SHORT EXERCISE: Omit any picture, and return the remaining data exactly as written.
::: DATASET EXTRACT
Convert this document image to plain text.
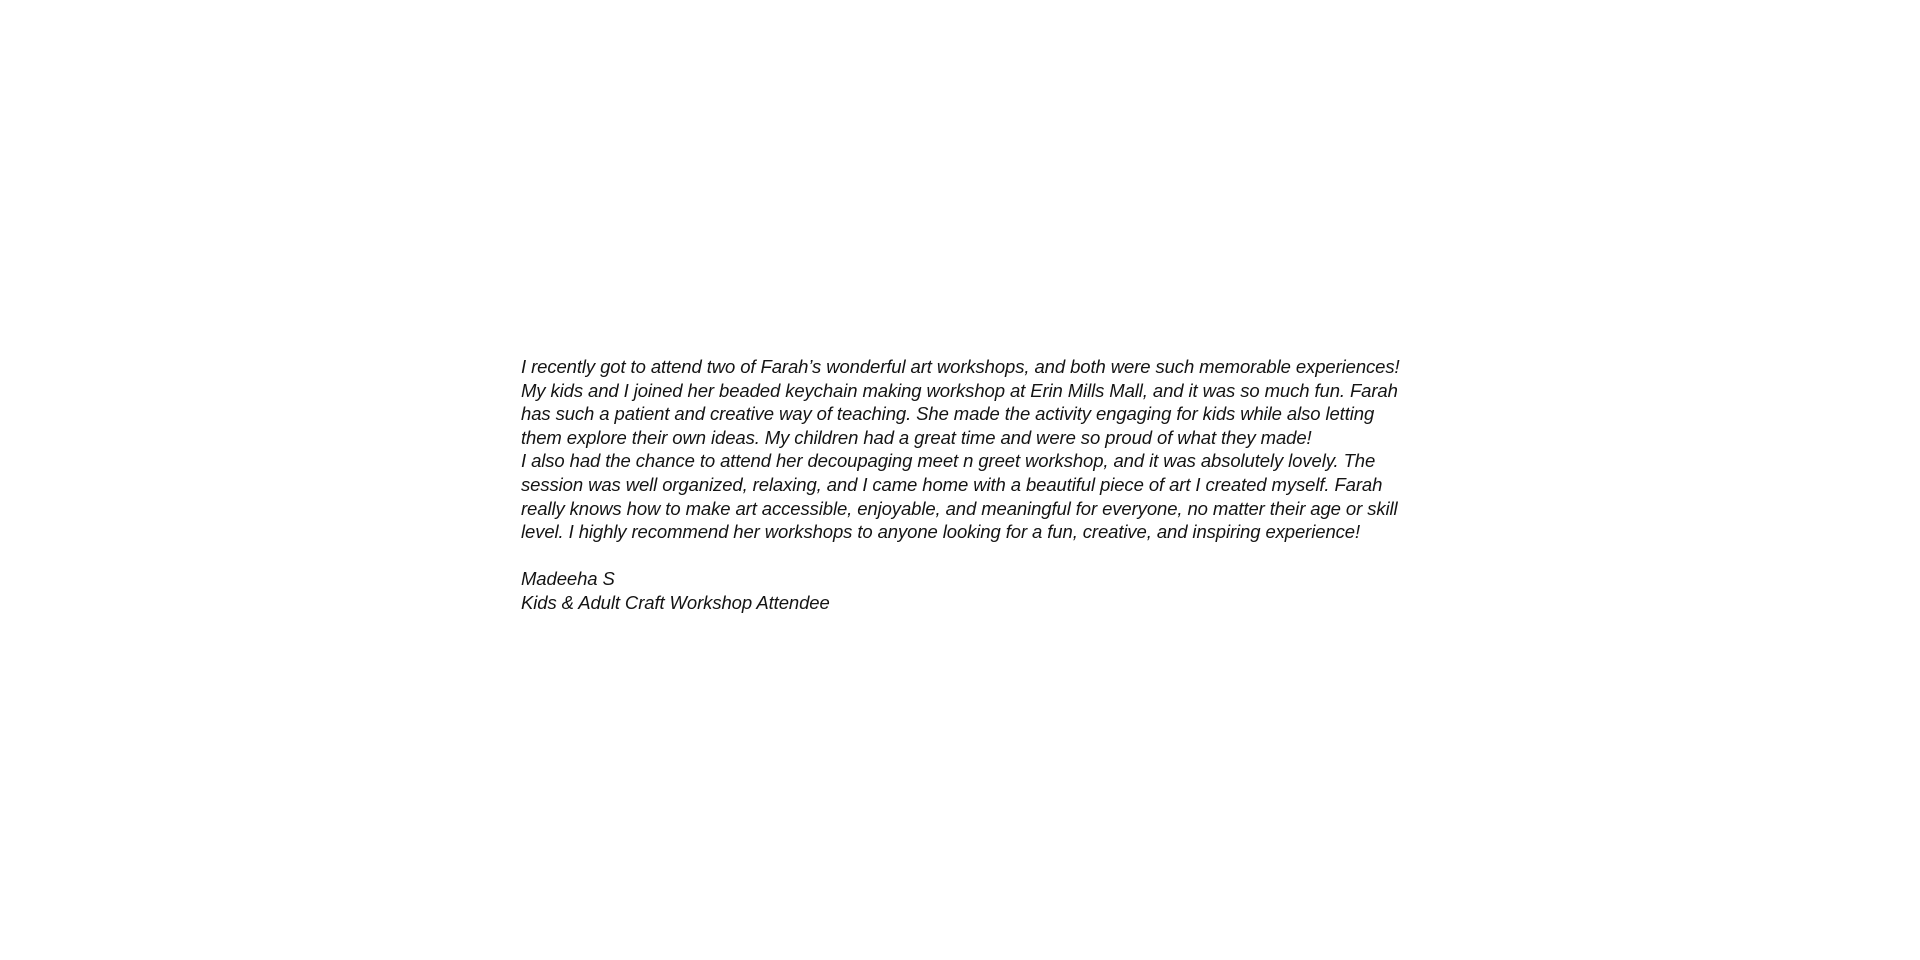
I recently got to attend two of Farah’s wonderful art workshops, and both were such memorable experiences!
My kids and I joined her beaded keychain making workshop at Erin Mills Mall, and it was so much fun. Farah
has such a patient and creative way of teaching. She made the activity engaging for kids while also letting
them explore their own ideas. My children had a great time and were so proud of what they made!
I also had the chance to attend her decoupaging meet n greet workshop, and it was absolutely lovely. The
session was well organized, relaxing, and I came home with a beautiful piece of art I created myself. Farah
really knows how to make art accessible, enjoyable, and meaningful for everyone, no matter their age or skill
level. I highly recommend her workshops to anyone looking for a fun, creative, and inspiring experience!
Madeeha S
Kids & Adult Craft Workshop Attendee
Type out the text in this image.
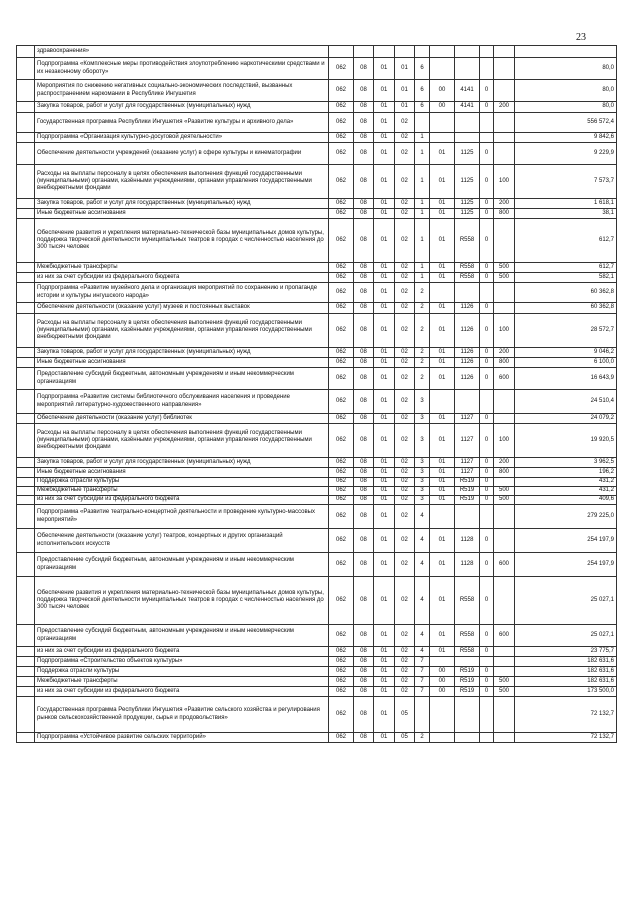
23
	здравоохранения»										
	Подпрограмма «Комплексные меры противодействия злоупотреблению наркотическими средствами и их незаконному обороту»	062	08	01	01	6					80,0
	Мероприятия по снижению негативных социально-экономических последствий, вызванных распространением наркомании в Республике Ингушетия	062	08	01	01	6	00	4141	0		80,0
	Закупка товаров, работ и услуг для государственных (муниципальных) нужд	062	08	01	01	6	00	4141	0	200	80,0
	Государственная программа Республики Ингушетия «Развитие культуры и архивного дела»	062	08	01	02						556 572,4
	Подпрограмма «Организация культурно-досуговой деятельности»	062	08	01	02	1					9 842,6
	Обеспечение деятельности учреждений (оказание услуг) в сфере культуры и кинематографии	062	08	01	02	1	01	1125	0		9 229,9
	Расходы на выплаты персоналу в целях обеспечения выполнения функций государственными (муниципальными) органами, казёнными учреждениями, органами управления государственными внебюджетными фондами	062	08	01	02	1	01	1125	0	100	7 573,7
	Закупка товаров, работ и услуг для государственных (муниципальных) нужд	062	08	01	02	1	01	1125	0	200	1 618,1
	Иные бюджетные ассигнования	062	08	01	02	1	01	1125	0	800	38,1
	Обеспечение развития и укрепления материально-технической базы муниципальных домов культуры, поддержка творческой деятельности муниципальных театров в городах с численностью населения до 300 тысяч человек	062	08	01	02	1	01	R558	0		612,7
	Межбюджетные трансферты	062	08	01	02	1	01	R558	0	500	612,7
	из них за счет субсидии из федерального бюджета	062	08	01	02	1	01	R558	0	500	582,1
	Подпрограмма «Развитие музейного дела и организация мероприятий по сохранению и пропаганде истории и культуры ингушского народа»	062	08	01	02	2					60 362,8
	Обеспечение деятельности (оказание услуг) музеев и постоянных выставок	062	08	01	02	2	01	1126	0		60 362,8
	Расходы на выплаты персоналу в целях обеспечения выполнения функций государственными (муниципальными) органами, казёнными учреждениями, органами управления государственными внебюджетными фондами	062	08	01	02	2	01	1126	0	100	28 572,7
	Закупка товаров, работ и услуг для государственных (муниципальных) нужд	062	08	01	02	2	01	1126	0	200	9 046,2
	Иные бюджетные ассигнования	062	08	01	02	2	01	1126	0	800	6 100,0
	Предоставление субсидий бюджетным, автономным учреждениям и иным некоммерческим организациям	062	08	01	02	2	01	1126	0	600	16 643,9
	Подпрограмма «Развитие системы библиотечного обслуживания населения и проведение мероприятий литературно-художественного направления»	062	08	01	02	3					24 510,4
	Обеспечение деятельности (оказание услуг) библиотек	062	08	01	02	3	01	1127	0		24 079,2
	Расходы на выплаты персоналу в целях обеспечения выполнения функций государственными (муниципальными) органами, казёнными учреждениями, органами управления государственными внебюджетными фондами	062	08	01	02	3	01	1127	0	100	19 920,5
	Закупка товаров, работ и услуг для государственных (муниципальных) нужд	062	08	01	02	3	01	1127	0	200	3 962,5
	Иные бюджетные ассигнования	062	08	01	02	3	01	1127	0	800	196,2
	Поддержка отрасли культуры	062	08	01	02	3	01	R519	0		431,2
	Межбюджетные трансферты	062	08	01	02	3	01	R519	0	500	431,2
	из них за счет субсидии из федерального бюджета	062	08	01	02	3	01	R519	0	500	409,6
	Подпрограмма «Развитие театрально-концертной деятельности и проведение культурно-массовых мероприятий»	062	08	01	02	4					279 225,0
	Обеспечение деятельности (оказание услуг) театров, концертных и других организаций исполнительских искусств	062	08	01	02	4	01	1128	0		254 197,9
	Предоставление субсидий бюджетным, автономным учреждениям и иным некоммерческим организациям	062	08	01	02	4	01	1128	0	600	254 197,9
	Обеспечение развития и укрепления материально-технической базы муниципальных домов культуры, поддержка творческой деятельности муниципальных театров в городах с численностью населения до 300 тысяч человек	062	08	01	02	4	01	R558	0		25 027,1
	Предоставление субсидий бюджетным, автономным учреждениям и иным некоммерческим организациям	062	08	01	02	4	01	R558	0	600	25 027,1
	из них за счет субсидии из федерального бюджета	062	08	01	02	4	01	R558	0		23 775,7
	Подпрограмма «Строительство объектов культуры»	062	08	01	02	7					182 631,6
	Поддержка отрасли культуры	062	08	01	02	7	00	R519	0		182 631,6
	Межбюджетные трансферты	062	08	01	02	7	00	R519	0	500	182 631,6
	из них за счет субсидии из федерального бюджета	062	08	01	02	7	00	R519	0	500	173 500,0
	Государственная программа Республики Ингушетия «Развитие сельского хозяйства и регулирования рынков сельскохозяйственной продукции, сырья и продовольствия»	062	08	01	05						72 132,7
	Подпрограмма «Устойчивое развитие сельских территорий»	062	08	01	05	2					72 132,7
::::::
TASK RESULT:
Convert this document image to plain text.
I recently got to attend two of Farah’s wonderful art workshops, and both were such memorable experiences!
My kids and I joined her beaded keychain making workshop at Erin Mills Mall, and it was so much fun. Farah
has such a patient and creative way of teaching. She made the activity engaging for kids while also letting
them explore their own ideas. My children had a great time and were so proud of what they made!
I also had the chance to attend her decoupaging meet n greet workshop, and it was absolutely lovely. The
session was well organized, relaxing, and I came home with a beautiful piece of art I created myself. Farah
really knows how to make art accessible, enjoyable, and meaningful for everyone, no matter their age or skill
level. I highly recommend her workshops to anyone looking for a fun, creative, and inspiring experience!
Madeeha S
Kids & Adult Craft Workshop Attendee
Type out the text in this image.
23
	здравоохранения»										
	Подпрограмма «Комплексные меры противодействия злоупотреблению наркотическими средствами и их незаконному обороту»	062	08	01	01	6					80,0
	Мероприятия по снижению негативных социально-экономических последствий, вызванных распространением наркомании в Республике Ингушетия	062	08	01	01	6	00	4141	0		80,0
	Закупка товаров, работ и услуг для государственных (муниципальных) нужд	062	08	01	01	6	00	4141	0	200	80,0
	Государственная программа Республики Ингушетия «Развитие культуры и архивного дела»	062	08	01	02						556 572,4
	Подпрограмма «Организация культурно-досуговой деятельности»	062	08	01	02	1					9 842,6
	Обеспечение деятельности учреждений (оказание услуг) в сфере культуры и кинематографии	062	08	01	02	1	01	1125	0		9 229,9
	Расходы на выплаты персоналу в целях обеспечения выполнения функций государственными (муниципальными) органами, казёнными учреждениями, органами управления государственными внебюджетными фондами	062	08	01	02	1	01	1125	0	100	7 573,7
	Закупка товаров, работ и услуг для государственных (муниципальных) нужд	062	08	01	02	1	01	1125	0	200	1 618,1
	Иные бюджетные ассигнования	062	08	01	02	1	01	1125	0	800	38,1
	Обеспечение развития и укрепления материально-технической базы муниципальных домов культуры, поддержка творческой деятельности муниципальных театров в городах с численностью населения до 300 тысяч человек	062	08	01	02	1	01	R558	0		612,7
	Межбюджетные трансферты	062	08	01	02	1	01	R558	0	500	612,7
	из них за счет субсидии из федерального бюджета	062	08	01	02	1	01	R558	0	500	582,1
	Подпрограмма «Развитие музейного дела и организация мероприятий по сохранению и пропаганде истории и культуры ингушского народа»	062	08	01	02	2					60 362,8
	Обеспечение деятельности (оказание услуг) музеев и постоянных выставок	062	08	01	02	2	01	1126	0		60 362,8
	Расходы на выплаты персоналу в целях обеспечения выполнения функций государственными (муниципальными) органами, казёнными учреждениями, органами управления государственными внебюджетными фондами	062	08	01	02	2	01	1126	0	100	28 572,7
	Закупка товаров, работ и услуг для государственных (муниципальных) нужд	062	08	01	02	2	01	1126	0	200	9 046,2
	Иные бюджетные ассигнования	062	08	01	02	2	01	1126	0	800	6 100,0
	Предоставление субсидий бюджетным, автономным учреждениям и иным некоммерческим организациям	062	08	01	02	2	01	1126	0	600	16 643,9
	Подпрограмма «Развитие системы библиотечного обслуживания населения и проведение мероприятий литературно-художественного направления»	062	08	01	02	3					24 510,4
	Обеспечение деятельности (оказание услуг) библиотек	062	08	01	02	3	01	1127	0		24 079,2
	Расходы на выплаты персоналу в целях обеспечения выполнения функций государственными (муниципальными) органами, казёнными учреждениями, органами управления государственными внебюджетными фондами	062	08	01	02	3	01	1127	0	100	19 920,5
	Закупка товаров, работ и услуг для государственных (муниципальных) нужд	062	08	01	02	3	01	1127	0	200	3 962,5
	Иные бюджетные ассигнования	062	08	01	02	3	01	1127	0	800	196,2
	Поддержка отрасли культуры	062	08	01	02	3	01	R519	0		431,2
	Межбюджетные трансферты	062	08	01	02	3	01	R519	0	500	431,2
	из них за счет субсидии из федерального бюджета	062	08	01	02	3	01	R519	0	500	409,6
	Подпрограмма «Развитие театрально-концертной деятельности и проведение культурно-массовых мероприятий»	062	08	01	02	4					279 225,0
	Обеспечение деятельности (оказание услуг) театров, концертных и других организаций исполнительских искусств	062	08	01	02	4	01	1128	0		254 197,9
	Предоставление субсидий бюджетным, автономным учреждениям и иным некоммерческим организациям	062	08	01	02	4	01	1128	0	600	254 197,9
	Обеспечение развития и укрепления материально-технической базы муниципальных домов культуры, поддержка творческой деятельности муниципальных театров в городах с численностью населения до 300 тысяч человек	062	08	01	02	4	01	R558	0		25 027,1
	Предоставление субсидий бюджетным, автономным учреждениям и иным некоммерческим организациям	062	08	01	02	4	01	R558	0	600	25 027,1
	из них за счет субсидии из федерального бюджета	062	08	01	02	4	01	R558	0		23 775,7
	Подпрограмма «Строительство объектов культуры»	062	08	01	02	7					182 631,6
	Поддержка отрасли культуры	062	08	01	02	7	00	R519	0		182 631,6
	Межбюджетные трансферты	062	08	01	02	7	00	R519	0	500	182 631,6
	из них за счет субсидии из федерального бюджета	062	08	01	02	7	00	R519	0	500	173 500,0
	Государственная программа Республики Ингушетия «Развитие сельского хозяйства и регулирования рынков сельскохозяйственной продукции, сырья и продовольствия»	062	08	01	05						72 132,7
	Подпрограмма «Устойчивое развитие сельских территорий»	062	08	01	05	2					72 132,7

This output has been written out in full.